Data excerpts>
============

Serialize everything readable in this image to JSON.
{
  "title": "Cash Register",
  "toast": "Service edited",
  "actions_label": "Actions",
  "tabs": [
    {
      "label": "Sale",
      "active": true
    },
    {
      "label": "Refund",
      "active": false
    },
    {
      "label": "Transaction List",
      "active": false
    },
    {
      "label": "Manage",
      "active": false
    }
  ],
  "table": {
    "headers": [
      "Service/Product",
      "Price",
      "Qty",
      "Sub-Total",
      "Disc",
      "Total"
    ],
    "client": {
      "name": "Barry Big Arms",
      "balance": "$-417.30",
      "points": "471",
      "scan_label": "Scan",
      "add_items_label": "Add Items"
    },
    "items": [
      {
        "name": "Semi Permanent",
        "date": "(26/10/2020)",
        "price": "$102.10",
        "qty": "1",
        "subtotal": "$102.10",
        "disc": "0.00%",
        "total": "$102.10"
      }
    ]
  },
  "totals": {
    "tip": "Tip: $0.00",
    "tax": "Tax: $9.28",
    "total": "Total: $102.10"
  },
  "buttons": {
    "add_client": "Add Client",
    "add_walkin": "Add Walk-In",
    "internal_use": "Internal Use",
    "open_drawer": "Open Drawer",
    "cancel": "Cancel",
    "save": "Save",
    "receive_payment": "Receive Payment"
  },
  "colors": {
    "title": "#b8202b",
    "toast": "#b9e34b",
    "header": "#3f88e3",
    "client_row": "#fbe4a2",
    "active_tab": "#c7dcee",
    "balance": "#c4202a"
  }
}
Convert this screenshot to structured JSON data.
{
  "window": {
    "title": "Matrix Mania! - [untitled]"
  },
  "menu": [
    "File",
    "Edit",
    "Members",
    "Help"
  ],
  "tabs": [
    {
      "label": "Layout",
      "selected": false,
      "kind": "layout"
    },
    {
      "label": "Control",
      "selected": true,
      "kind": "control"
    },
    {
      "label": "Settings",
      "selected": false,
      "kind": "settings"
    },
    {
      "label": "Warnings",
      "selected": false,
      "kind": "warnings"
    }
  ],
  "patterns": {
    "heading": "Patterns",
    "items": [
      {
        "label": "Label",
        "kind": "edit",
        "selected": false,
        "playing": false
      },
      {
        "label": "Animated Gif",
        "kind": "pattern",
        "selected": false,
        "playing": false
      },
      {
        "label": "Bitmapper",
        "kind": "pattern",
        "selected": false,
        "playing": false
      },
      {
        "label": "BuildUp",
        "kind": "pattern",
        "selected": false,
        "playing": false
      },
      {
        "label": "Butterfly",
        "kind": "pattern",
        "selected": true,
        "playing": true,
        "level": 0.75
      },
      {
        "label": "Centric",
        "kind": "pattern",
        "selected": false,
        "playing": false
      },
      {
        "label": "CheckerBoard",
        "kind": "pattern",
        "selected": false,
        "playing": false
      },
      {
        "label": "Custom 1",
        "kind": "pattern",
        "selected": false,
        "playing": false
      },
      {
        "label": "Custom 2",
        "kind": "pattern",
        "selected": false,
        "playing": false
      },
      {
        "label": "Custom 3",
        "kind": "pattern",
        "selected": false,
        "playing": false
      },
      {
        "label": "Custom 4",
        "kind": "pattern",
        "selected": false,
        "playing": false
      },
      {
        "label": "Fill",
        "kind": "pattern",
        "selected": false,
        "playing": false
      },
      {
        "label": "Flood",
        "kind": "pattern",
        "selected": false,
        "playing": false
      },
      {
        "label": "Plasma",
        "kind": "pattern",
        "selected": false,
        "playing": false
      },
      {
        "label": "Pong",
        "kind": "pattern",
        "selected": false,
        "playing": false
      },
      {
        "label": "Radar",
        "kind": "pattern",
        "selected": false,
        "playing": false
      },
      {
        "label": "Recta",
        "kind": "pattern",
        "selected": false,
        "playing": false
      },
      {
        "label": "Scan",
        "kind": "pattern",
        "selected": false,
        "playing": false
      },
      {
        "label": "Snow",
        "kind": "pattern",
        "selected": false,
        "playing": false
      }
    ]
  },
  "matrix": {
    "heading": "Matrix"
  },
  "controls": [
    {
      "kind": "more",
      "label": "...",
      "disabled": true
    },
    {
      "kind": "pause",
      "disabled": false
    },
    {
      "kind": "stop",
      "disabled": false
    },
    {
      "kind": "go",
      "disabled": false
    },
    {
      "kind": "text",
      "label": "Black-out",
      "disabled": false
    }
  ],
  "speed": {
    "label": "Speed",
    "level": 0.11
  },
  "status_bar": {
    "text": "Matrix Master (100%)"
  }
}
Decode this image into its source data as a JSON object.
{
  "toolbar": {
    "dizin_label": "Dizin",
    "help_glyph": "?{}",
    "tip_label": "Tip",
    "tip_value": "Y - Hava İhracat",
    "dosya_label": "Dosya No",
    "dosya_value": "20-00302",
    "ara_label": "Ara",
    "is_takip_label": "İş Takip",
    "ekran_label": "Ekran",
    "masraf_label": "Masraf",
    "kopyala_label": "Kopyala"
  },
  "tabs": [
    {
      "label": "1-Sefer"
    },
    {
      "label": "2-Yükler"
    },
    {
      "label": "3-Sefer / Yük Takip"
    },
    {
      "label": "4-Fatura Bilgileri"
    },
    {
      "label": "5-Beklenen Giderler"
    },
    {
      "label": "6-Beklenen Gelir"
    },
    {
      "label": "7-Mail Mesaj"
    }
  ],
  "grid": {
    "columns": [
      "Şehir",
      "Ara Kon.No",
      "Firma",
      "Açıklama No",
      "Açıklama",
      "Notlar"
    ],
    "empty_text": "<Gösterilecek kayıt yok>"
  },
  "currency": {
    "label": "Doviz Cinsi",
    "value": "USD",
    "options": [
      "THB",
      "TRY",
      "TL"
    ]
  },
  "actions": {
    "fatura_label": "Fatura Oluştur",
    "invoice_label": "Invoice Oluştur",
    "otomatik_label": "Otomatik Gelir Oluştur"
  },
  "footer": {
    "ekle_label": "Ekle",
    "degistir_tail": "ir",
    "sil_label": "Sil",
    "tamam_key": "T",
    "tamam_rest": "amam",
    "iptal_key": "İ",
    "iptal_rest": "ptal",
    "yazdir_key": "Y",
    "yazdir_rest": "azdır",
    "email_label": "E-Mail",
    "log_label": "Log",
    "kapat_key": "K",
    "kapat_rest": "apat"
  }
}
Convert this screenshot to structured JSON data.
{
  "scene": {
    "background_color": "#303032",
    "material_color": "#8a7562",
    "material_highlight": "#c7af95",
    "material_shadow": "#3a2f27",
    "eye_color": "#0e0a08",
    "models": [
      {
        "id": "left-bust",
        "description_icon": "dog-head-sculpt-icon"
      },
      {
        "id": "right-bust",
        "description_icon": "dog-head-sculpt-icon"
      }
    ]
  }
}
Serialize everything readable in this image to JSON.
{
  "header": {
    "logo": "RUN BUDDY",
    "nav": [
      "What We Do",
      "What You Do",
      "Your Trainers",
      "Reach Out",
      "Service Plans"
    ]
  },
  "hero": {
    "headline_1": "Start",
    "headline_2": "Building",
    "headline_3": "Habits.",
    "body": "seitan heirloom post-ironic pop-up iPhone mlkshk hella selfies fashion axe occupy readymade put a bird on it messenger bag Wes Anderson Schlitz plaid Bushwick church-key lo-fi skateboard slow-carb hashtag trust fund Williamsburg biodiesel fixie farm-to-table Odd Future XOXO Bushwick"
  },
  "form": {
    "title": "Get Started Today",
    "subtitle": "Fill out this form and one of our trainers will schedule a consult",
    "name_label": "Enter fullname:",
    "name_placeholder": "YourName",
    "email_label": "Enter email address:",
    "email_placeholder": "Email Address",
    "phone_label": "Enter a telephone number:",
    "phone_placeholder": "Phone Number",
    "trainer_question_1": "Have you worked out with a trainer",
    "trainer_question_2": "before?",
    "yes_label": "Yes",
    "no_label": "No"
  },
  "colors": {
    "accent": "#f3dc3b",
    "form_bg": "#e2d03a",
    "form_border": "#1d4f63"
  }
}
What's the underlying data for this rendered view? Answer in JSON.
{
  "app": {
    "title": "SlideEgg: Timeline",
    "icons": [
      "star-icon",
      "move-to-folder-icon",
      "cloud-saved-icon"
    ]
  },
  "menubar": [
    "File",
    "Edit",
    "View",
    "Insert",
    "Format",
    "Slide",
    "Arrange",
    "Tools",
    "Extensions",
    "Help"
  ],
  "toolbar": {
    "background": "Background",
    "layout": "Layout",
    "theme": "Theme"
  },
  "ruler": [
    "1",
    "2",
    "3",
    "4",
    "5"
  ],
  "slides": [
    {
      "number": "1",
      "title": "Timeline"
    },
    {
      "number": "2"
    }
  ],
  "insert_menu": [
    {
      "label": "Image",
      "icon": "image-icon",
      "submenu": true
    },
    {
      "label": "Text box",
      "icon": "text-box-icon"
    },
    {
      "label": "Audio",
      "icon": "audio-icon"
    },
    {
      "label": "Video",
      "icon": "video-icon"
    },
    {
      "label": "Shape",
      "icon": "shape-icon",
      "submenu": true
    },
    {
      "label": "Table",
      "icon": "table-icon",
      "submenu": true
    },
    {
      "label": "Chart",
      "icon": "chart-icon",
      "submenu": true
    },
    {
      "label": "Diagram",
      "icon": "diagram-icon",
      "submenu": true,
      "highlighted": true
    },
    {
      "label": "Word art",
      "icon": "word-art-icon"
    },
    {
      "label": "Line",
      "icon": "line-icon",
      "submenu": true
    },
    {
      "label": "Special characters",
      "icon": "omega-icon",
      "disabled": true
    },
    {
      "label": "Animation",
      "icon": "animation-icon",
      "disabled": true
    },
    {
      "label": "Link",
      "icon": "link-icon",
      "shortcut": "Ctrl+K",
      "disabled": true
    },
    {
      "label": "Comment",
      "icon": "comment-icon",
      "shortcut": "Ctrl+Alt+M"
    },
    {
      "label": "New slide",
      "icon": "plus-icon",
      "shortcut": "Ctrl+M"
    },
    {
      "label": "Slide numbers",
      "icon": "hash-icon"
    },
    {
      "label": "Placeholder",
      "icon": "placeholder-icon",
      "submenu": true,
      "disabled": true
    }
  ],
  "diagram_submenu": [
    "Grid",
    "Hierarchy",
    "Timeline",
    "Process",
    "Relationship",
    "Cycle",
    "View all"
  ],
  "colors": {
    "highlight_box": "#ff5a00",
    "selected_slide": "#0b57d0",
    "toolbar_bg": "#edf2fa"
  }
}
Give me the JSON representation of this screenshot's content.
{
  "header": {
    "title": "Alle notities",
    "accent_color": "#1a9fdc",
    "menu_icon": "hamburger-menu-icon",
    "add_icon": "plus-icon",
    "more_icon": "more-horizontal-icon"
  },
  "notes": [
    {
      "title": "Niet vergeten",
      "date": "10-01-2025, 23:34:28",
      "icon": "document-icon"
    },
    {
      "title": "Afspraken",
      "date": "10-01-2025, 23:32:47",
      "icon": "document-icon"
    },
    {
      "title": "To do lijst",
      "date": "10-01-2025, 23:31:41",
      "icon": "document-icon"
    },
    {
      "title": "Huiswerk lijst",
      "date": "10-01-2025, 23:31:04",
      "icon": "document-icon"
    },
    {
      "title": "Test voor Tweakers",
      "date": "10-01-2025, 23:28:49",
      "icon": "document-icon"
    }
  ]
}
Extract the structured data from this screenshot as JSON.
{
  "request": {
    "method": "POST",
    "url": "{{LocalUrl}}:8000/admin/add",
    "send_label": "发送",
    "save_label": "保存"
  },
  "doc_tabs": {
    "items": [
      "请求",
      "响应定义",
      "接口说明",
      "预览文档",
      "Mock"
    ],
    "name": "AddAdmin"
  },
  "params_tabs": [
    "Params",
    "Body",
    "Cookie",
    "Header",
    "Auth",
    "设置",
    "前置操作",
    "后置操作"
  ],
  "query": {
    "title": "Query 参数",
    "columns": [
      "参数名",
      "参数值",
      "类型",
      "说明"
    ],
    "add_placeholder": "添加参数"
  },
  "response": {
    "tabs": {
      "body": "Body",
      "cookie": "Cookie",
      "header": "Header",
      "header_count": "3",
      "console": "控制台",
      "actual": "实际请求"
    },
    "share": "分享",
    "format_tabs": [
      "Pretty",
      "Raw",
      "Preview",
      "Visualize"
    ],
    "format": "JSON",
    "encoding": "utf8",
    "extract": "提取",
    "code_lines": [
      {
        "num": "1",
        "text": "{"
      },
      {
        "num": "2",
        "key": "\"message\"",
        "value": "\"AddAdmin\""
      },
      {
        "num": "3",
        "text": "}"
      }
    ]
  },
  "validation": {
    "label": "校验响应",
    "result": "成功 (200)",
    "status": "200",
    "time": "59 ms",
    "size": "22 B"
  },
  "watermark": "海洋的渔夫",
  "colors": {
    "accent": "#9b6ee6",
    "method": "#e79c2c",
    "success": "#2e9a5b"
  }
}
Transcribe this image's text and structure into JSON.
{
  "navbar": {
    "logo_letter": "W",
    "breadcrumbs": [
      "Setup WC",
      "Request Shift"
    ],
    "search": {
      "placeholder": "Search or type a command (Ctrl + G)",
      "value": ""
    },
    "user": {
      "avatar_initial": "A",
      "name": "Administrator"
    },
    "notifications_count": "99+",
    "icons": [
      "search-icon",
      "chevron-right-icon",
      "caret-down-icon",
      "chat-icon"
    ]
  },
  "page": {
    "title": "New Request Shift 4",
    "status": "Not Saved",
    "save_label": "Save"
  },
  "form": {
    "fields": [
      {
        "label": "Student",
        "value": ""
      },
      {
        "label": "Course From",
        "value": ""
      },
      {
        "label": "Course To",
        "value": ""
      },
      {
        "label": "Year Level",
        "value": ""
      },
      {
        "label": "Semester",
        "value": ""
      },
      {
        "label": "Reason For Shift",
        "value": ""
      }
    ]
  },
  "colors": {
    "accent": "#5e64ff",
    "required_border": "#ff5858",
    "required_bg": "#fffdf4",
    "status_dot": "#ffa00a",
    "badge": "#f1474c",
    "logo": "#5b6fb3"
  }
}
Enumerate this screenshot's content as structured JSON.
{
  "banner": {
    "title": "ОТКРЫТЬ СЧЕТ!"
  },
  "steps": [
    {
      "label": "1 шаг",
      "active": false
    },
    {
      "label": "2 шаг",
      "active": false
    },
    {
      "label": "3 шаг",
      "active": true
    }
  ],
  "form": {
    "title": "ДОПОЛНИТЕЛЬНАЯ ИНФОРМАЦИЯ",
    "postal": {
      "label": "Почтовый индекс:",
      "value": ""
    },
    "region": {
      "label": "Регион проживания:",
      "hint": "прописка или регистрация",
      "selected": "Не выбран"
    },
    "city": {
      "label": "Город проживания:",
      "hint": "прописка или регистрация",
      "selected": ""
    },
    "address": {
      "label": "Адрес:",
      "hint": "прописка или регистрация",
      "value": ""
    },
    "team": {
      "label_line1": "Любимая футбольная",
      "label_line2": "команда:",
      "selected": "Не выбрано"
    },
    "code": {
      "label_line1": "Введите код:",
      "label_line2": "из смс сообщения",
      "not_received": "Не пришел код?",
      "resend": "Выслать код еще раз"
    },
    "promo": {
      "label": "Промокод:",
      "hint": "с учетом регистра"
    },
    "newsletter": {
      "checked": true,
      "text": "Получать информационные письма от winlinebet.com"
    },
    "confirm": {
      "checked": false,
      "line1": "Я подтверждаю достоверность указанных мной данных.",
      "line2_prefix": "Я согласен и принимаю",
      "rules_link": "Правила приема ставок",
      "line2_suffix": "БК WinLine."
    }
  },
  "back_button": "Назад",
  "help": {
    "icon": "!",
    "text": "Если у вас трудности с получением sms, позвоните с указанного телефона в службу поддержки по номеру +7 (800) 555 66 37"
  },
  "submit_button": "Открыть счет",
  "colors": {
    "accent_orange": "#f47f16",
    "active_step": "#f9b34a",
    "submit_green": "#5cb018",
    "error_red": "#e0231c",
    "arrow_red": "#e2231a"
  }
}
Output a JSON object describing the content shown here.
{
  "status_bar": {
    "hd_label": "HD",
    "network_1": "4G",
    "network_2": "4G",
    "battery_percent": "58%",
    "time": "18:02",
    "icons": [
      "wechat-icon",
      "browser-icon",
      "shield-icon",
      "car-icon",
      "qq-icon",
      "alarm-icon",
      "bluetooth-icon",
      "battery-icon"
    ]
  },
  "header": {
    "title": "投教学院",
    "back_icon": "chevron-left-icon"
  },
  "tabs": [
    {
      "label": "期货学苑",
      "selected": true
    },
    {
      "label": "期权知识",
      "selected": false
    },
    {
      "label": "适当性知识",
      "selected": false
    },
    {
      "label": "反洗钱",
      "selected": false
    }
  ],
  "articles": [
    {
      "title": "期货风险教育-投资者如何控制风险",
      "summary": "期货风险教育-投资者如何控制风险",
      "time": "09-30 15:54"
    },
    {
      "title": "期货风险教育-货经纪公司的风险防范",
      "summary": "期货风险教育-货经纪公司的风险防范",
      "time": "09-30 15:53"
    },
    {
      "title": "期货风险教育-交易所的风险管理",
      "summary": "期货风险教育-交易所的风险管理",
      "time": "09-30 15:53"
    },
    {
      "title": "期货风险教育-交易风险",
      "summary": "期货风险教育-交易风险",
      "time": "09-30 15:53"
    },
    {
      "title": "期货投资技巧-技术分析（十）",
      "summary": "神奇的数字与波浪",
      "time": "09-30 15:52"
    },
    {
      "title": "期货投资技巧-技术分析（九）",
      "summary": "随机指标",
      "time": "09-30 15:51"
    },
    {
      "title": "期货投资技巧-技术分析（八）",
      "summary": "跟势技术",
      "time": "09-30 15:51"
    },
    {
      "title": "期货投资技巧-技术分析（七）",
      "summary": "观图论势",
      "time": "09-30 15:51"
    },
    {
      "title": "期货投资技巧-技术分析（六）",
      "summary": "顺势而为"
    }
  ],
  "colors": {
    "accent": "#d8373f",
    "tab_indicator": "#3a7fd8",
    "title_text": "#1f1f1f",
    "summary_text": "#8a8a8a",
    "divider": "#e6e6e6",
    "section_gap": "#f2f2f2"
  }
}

============

Lines that hold the word "货经纪公司的风险防范" are the ones to return, every one of them.

      "title": "期货风险教育-货经纪公司的风险防范",
      "summary": "期货风险教育-货经纪公司的风险防范",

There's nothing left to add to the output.